[Recorded data]
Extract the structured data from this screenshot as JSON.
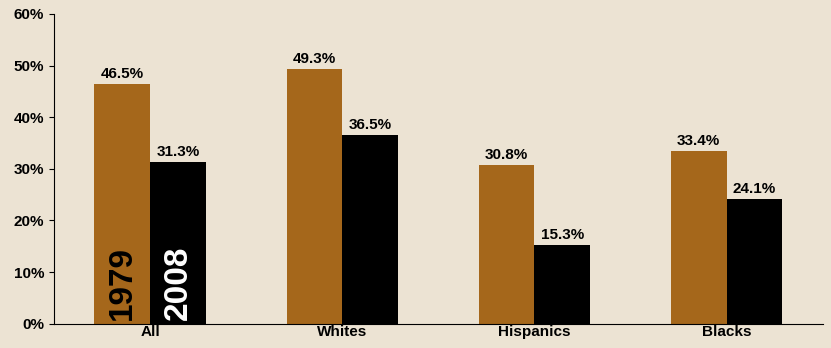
{
  "chart_data": {
    "type": "bar",
    "categories": [
      "All",
      "Whites",
      "Hispanics",
      "Blacks"
    ],
    "series": [
      {
        "name": "1979",
        "color": "#a5671b",
        "values": [
          46.5,
          49.3,
          30.8,
          33.4
        ],
        "value_labels": [
          "46.5%",
          "49.3%",
          "30.8%",
          "33.4%"
        ]
      },
      {
        "name": "2008",
        "color": "#000000",
        "values": [
          31.3,
          36.5,
          15.3,
          24.1
        ],
        "value_labels": [
          "31.3%",
          "36.5%",
          "15.3%",
          "24.1%"
        ]
      }
    ],
    "ylim": [
      0,
      60
    ],
    "yticks": [
      {
        "value": 0,
        "label": "0%"
      },
      {
        "value": 10,
        "label": "10%"
      },
      {
        "value": 20,
        "label": "20%"
      },
      {
        "value": 30,
        "label": "30%"
      },
      {
        "value": 40,
        "label": "40%"
      },
      {
        "value": 50,
        "label": "50%"
      },
      {
        "value": 60,
        "label": "60%"
      }
    ],
    "data_labels": true,
    "grid": false
  }
}
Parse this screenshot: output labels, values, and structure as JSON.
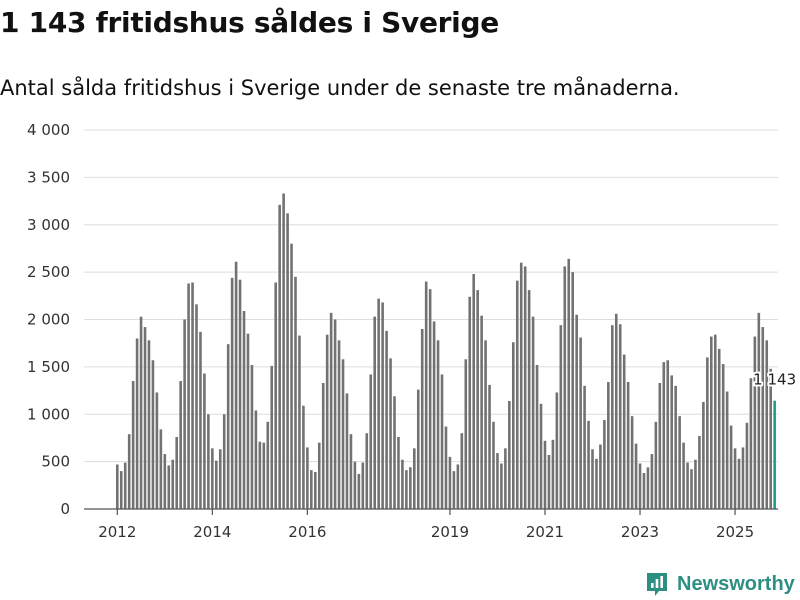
{
  "header": {
    "title": "1 143 fritidshus såldes i Sverige",
    "subtitle": "Antal sålda fritidshus i Sverige under de senaste tre månaderna."
  },
  "brand": {
    "name": "Newsworthy",
    "icon": "newsworthy-logo-icon",
    "color": "#2d8f82"
  },
  "colors": {
    "bar": "#727272",
    "highlight": "#1f9d8a"
  },
  "chart_data": {
    "type": "bar",
    "title": "1 143 fritidshus såldes i Sverige",
    "subtitle": "Antal sålda fritidshus i Sverige under de senaste tre månaderna.",
    "xlabel": "",
    "ylabel": "",
    "ylim": [
      0,
      4000
    ],
    "grid": true,
    "yticks": [
      0,
      500,
      1000,
      1500,
      2000,
      2500,
      3000,
      3500,
      4000
    ],
    "ytick_labels": [
      "0",
      "500",
      "1 000",
      "1 500",
      "2 000",
      "2 500",
      "3 000",
      "3 500",
      "4 000"
    ],
    "xticks": [
      {
        "label": "2012",
        "index": 0
      },
      {
        "label": "2014",
        "index": 24
      },
      {
        "label": "2016",
        "index": 48
      },
      {
        "label": "2019",
        "index": 84
      },
      {
        "label": "2021",
        "index": 108
      },
      {
        "label": "2023",
        "index": 132
      },
      {
        "label": "2025",
        "index": 156
      }
    ],
    "series": [
      {
        "name": "Antal sålda fritidshus",
        "start": "2012-01",
        "frequency": "monthly",
        "values": [
          470,
          400,
          490,
          790,
          1350,
          1800,
          2030,
          1920,
          1780,
          1570,
          1230,
          840,
          580,
          460,
          520,
          760,
          1350,
          2000,
          2380,
          2390,
          2160,
          1870,
          1430,
          1000,
          640,
          510,
          630,
          1000,
          1740,
          2440,
          2610,
          2420,
          2090,
          1850,
          1520,
          1040,
          710,
          700,
          920,
          1510,
          2390,
          3210,
          3330,
          3120,
          2800,
          2450,
          1830,
          1090,
          650,
          410,
          390,
          700,
          1330,
          1840,
          2070,
          2000,
          1780,
          1580,
          1220,
          790,
          500,
          370,
          490,
          800,
          1420,
          2030,
          2220,
          2180,
          1880,
          1590,
          1190,
          760,
          520,
          410,
          440,
          640,
          1260,
          1900,
          2400,
          2320,
          1980,
          1780,
          1420,
          870,
          550,
          400,
          470,
          800,
          1580,
          2240,
          2480,
          2310,
          2040,
          1780,
          1310,
          920,
          590,
          480,
          640,
          1140,
          1760,
          2410,
          2600,
          2560,
          2310,
          2030,
          1520,
          1110,
          720,
          570,
          730,
          1230,
          1940,
          2560,
          2640,
          2500,
          2050,
          1810,
          1300,
          930,
          630,
          530,
          680,
          940,
          1340,
          1940,
          2060,
          1950,
          1630,
          1340,
          980,
          690,
          480,
          380,
          440,
          580,
          920,
          1330,
          1550,
          1570,
          1410,
          1300,
          980,
          700,
          490,
          420,
          520,
          770,
          1130,
          1600,
          1820,
          1840,
          1690,
          1530,
          1240,
          880,
          640,
          530,
          650,
          910,
          1380,
          1820,
          2070,
          1920,
          1780,
          1480,
          1143
        ],
        "highlight_last": true
      }
    ],
    "annotations": [
      {
        "text": "1 143",
        "target": "last"
      }
    ]
  }
}
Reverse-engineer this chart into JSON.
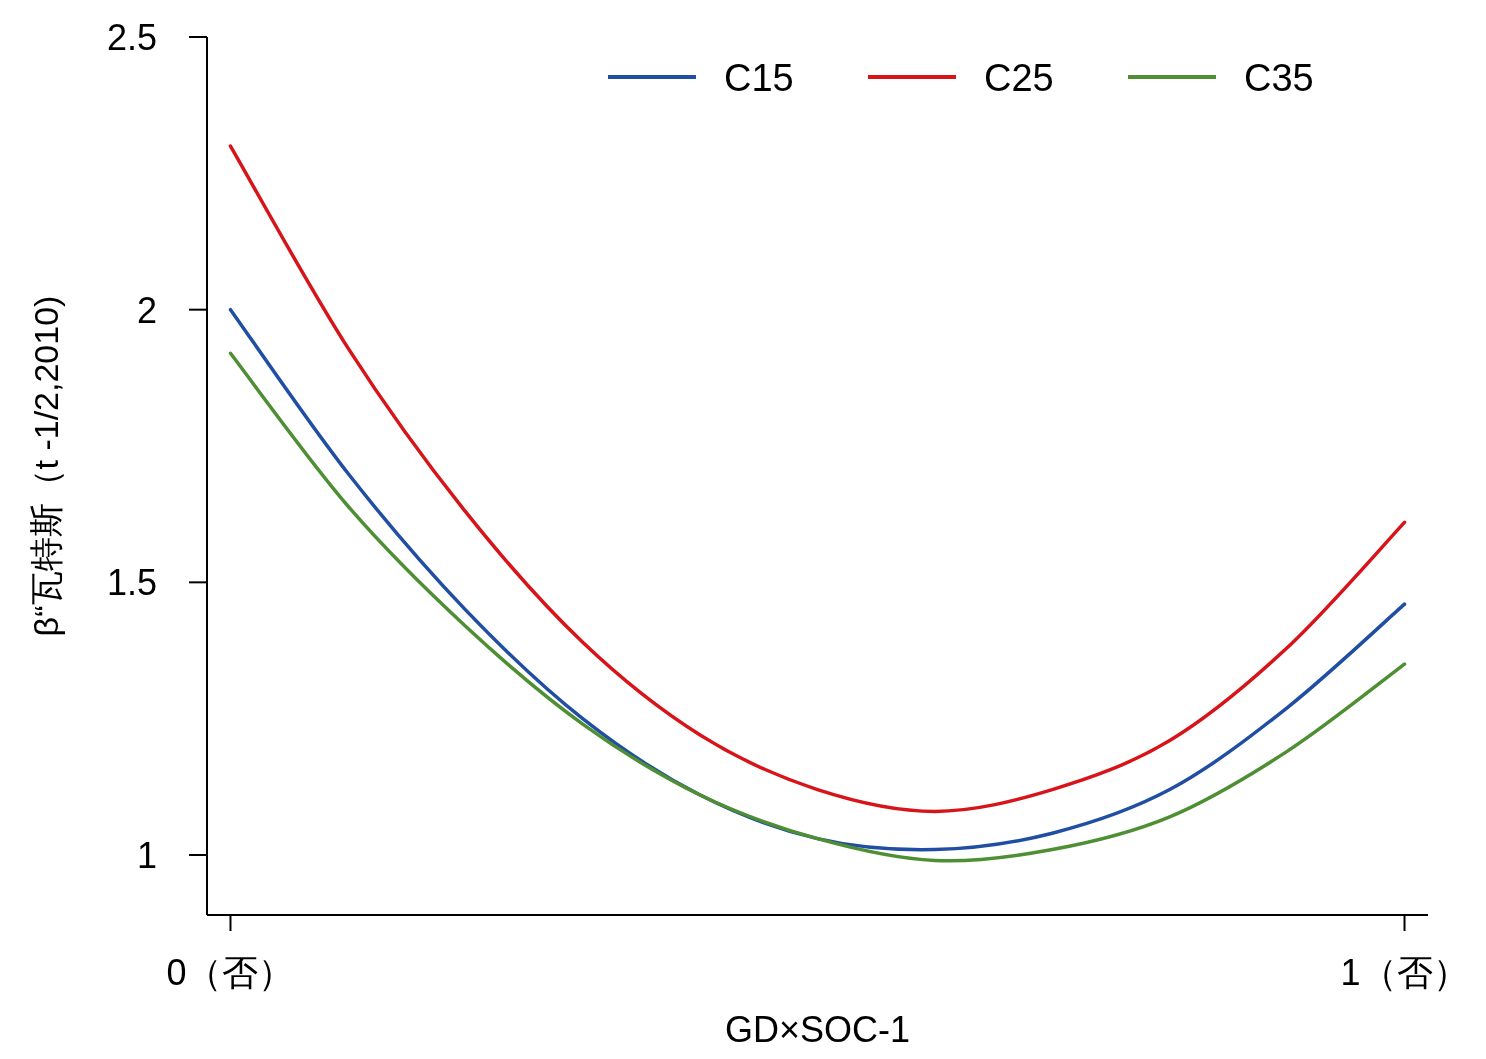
{
  "chart_data": {
    "type": "line",
    "xlabel": "GD×SOC-1",
    "ylabel": "β“瓦特斯（t -1/2,2010)",
    "x": [
      0,
      0.1,
      0.2,
      0.3,
      0.4,
      0.5,
      0.6,
      0.7,
      0.8,
      0.9,
      1
    ],
    "series": [
      {
        "name": "C15",
        "color": "#1f4ea3",
        "values": [
          2.0,
          1.7,
          1.45,
          1.25,
          1.11,
          1.03,
          1.01,
          1.04,
          1.12,
          1.27,
          1.46
        ]
      },
      {
        "name": "C25",
        "color": "#d7141a",
        "values": [
          2.3,
          1.93,
          1.63,
          1.39,
          1.22,
          1.12,
          1.08,
          1.12,
          1.21,
          1.38,
          1.61
        ]
      },
      {
        "name": "C35",
        "color": "#4e8f34",
        "values": [
          1.92,
          1.64,
          1.42,
          1.24,
          1.11,
          1.03,
          0.99,
          1.01,
          1.07,
          1.19,
          1.35
        ]
      }
    ],
    "xlim": [
      -0.02,
      1.02
    ],
    "xticks": [
      {
        "value": 0,
        "label": "0（否）"
      },
      {
        "value": 1,
        "label": "1（否）"
      }
    ],
    "ylim": [
      0.89,
      2.5
    ],
    "yticks": [
      1,
      1.5,
      2,
      2.5
    ],
    "grid": false,
    "legend": "top right",
    "marker": "none",
    "line_style": "solid"
  }
}
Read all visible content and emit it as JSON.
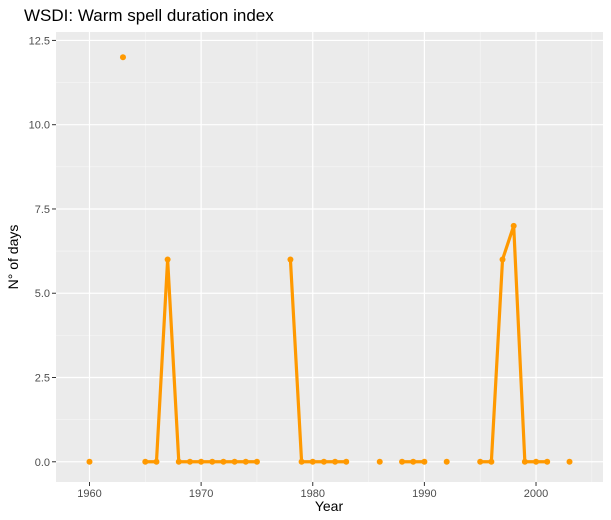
{
  "chart_data": {
    "type": "line",
    "title": "WSDI: Warm spell duration index",
    "xlabel": "Year",
    "ylabel": "N° of days",
    "xlim": [
      1957,
      2006
    ],
    "ylim": [
      -0.6,
      12.75
    ],
    "x_ticks": [
      1960,
      1970,
      1980,
      1990,
      2000
    ],
    "y_ticks": [
      0.0,
      2.5,
      5.0,
      7.5,
      10.0,
      12.5
    ],
    "x_tick_labels": [
      "1960",
      "1970",
      "1980",
      "1990",
      "2000"
    ],
    "y_tick_labels": [
      "0.0",
      "2.5",
      "5.0",
      "7.5",
      "10.0",
      "12.5"
    ],
    "grid": true,
    "legend": "none",
    "series": [
      {
        "color": "#FF9900",
        "x": [
          1960,
          1963,
          1965,
          1966,
          1967,
          1968,
          1969,
          1970,
          1971,
          1972,
          1973,
          1974,
          1975,
          1978,
          1979,
          1980,
          1981,
          1982,
          1983,
          1986,
          1988,
          1989,
          1990,
          1992,
          1995,
          1996,
          1997,
          1998,
          1999,
          2000,
          2001,
          2003
        ],
        "y": [
          0,
          12,
          0,
          0,
          6,
          0,
          0,
          0,
          0,
          0,
          0,
          0,
          0,
          6,
          0,
          0,
          0,
          0,
          0,
          0,
          0,
          0,
          0,
          0,
          0,
          0,
          6,
          7,
          0,
          0,
          0,
          0
        ]
      }
    ]
  }
}
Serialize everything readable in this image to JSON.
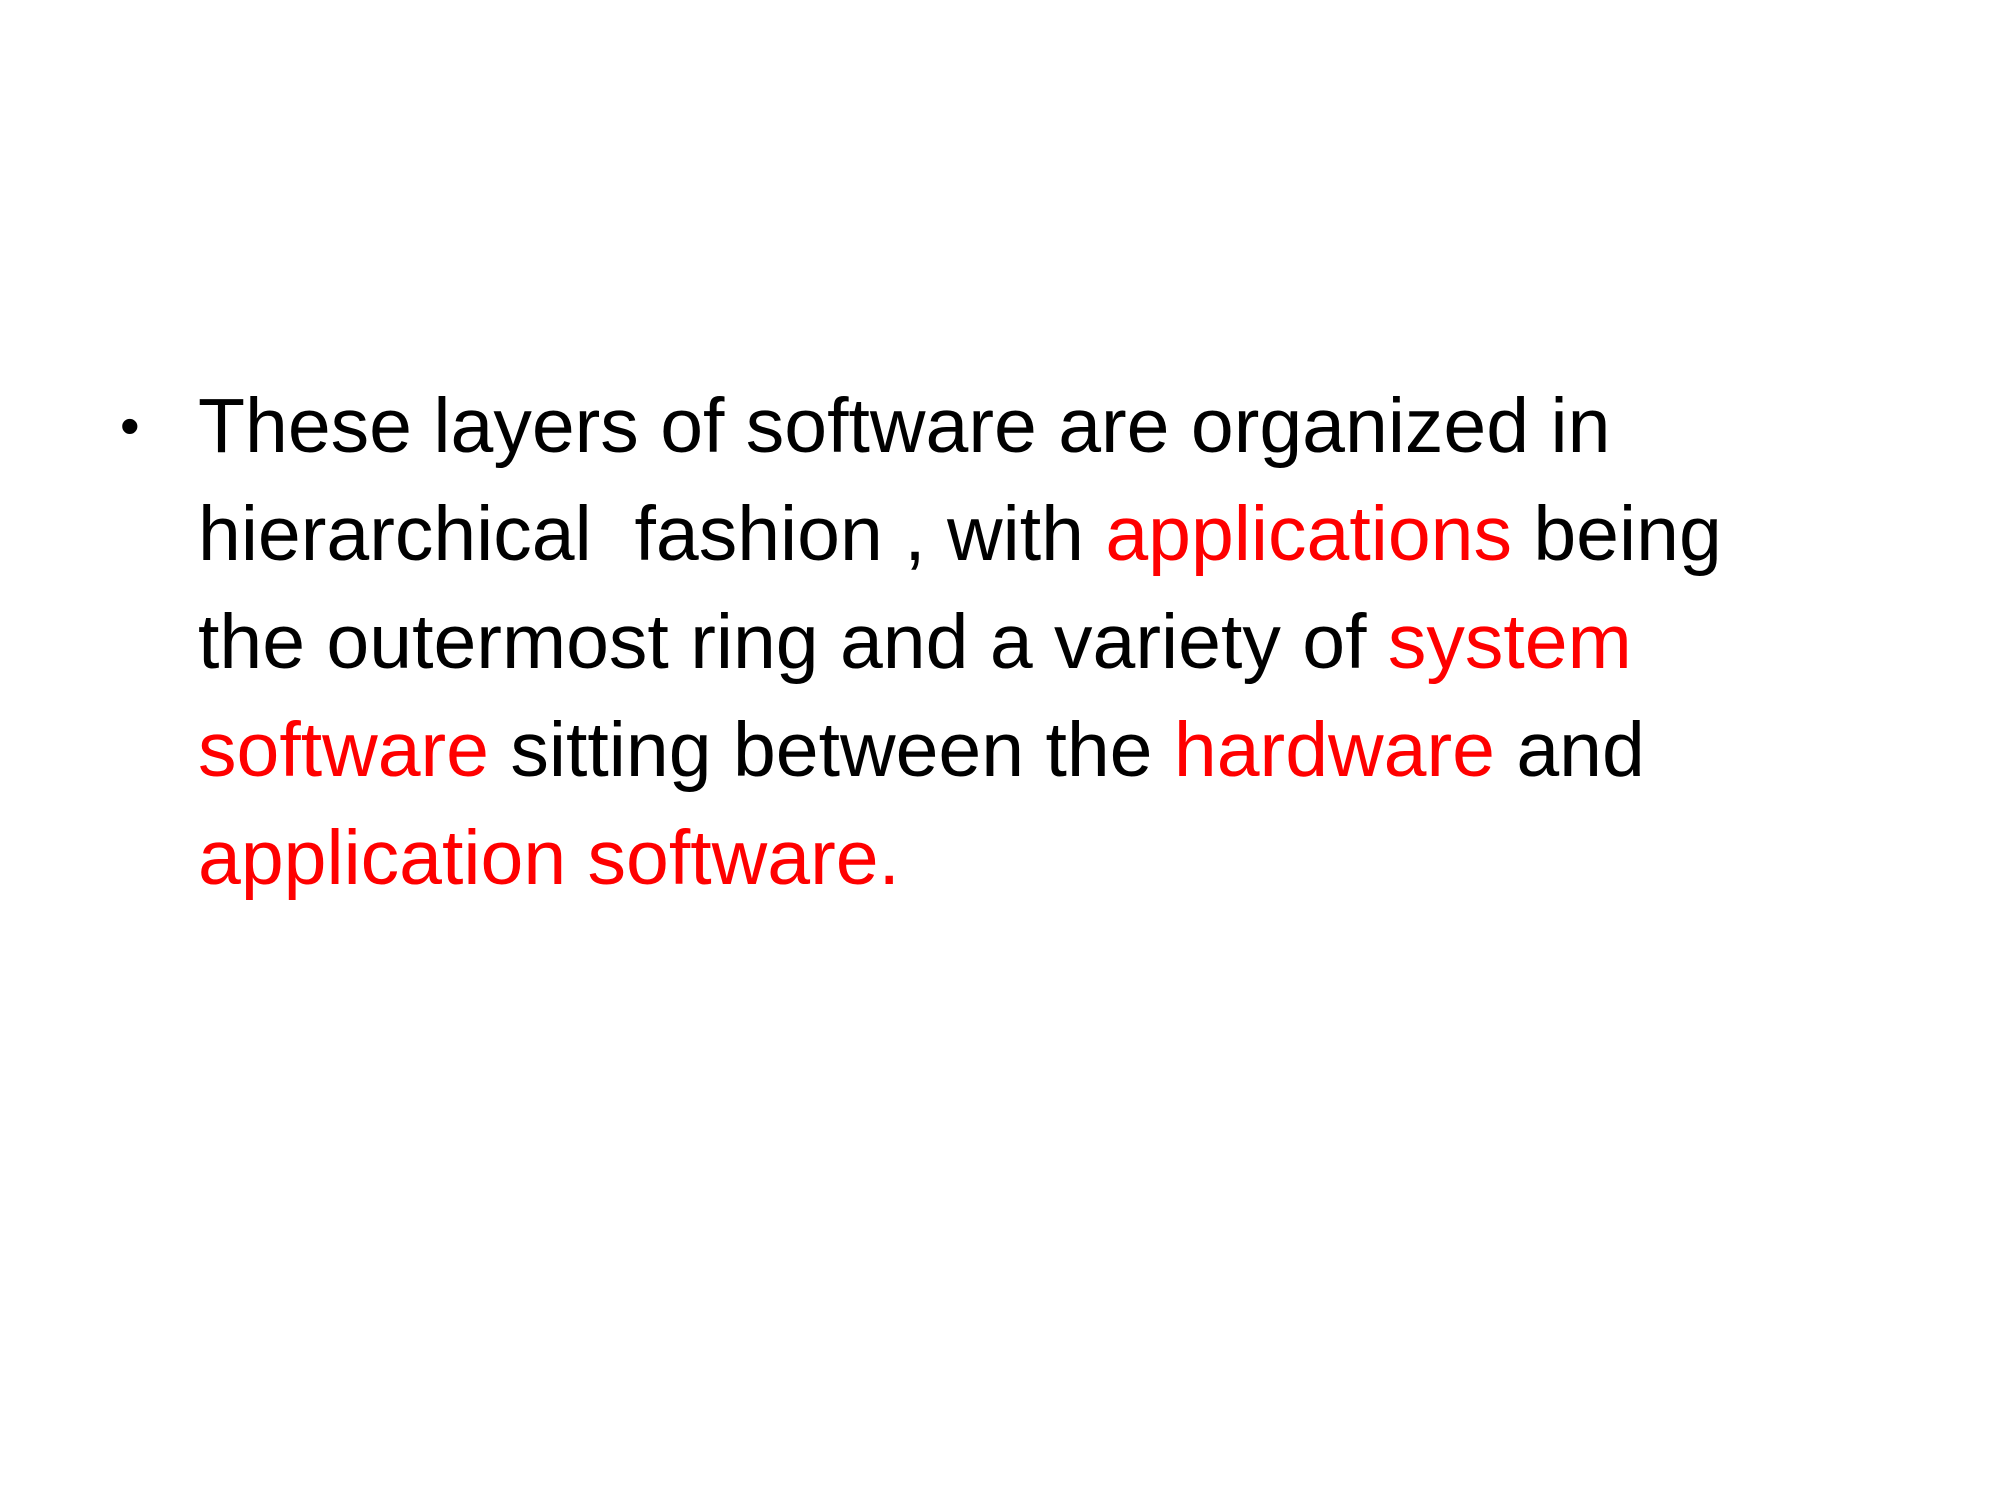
{
  "slide": {
    "bullet_symbol": "•",
    "highlight_color": "#ff0000",
    "text_color": "#000000",
    "bullet": {
      "seg1": "These layers of software are organized in hierarchical  fashion , with ",
      "hl1": "applications",
      "seg2": " being the outermost ring and a variety of ",
      "hl2": "system software",
      "seg3": " sitting between the ",
      "hl3": "hardware",
      "seg4": " and ",
      "hl4": "application software."
    }
  }
}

Task instructions: Report all lines of the material that contain the word "software".

Answer to this problem:
      "seg1": "These layers of software are organized in hierarchical  fashion , with ",
      "hl2": "system software",
      "hl4": "application software."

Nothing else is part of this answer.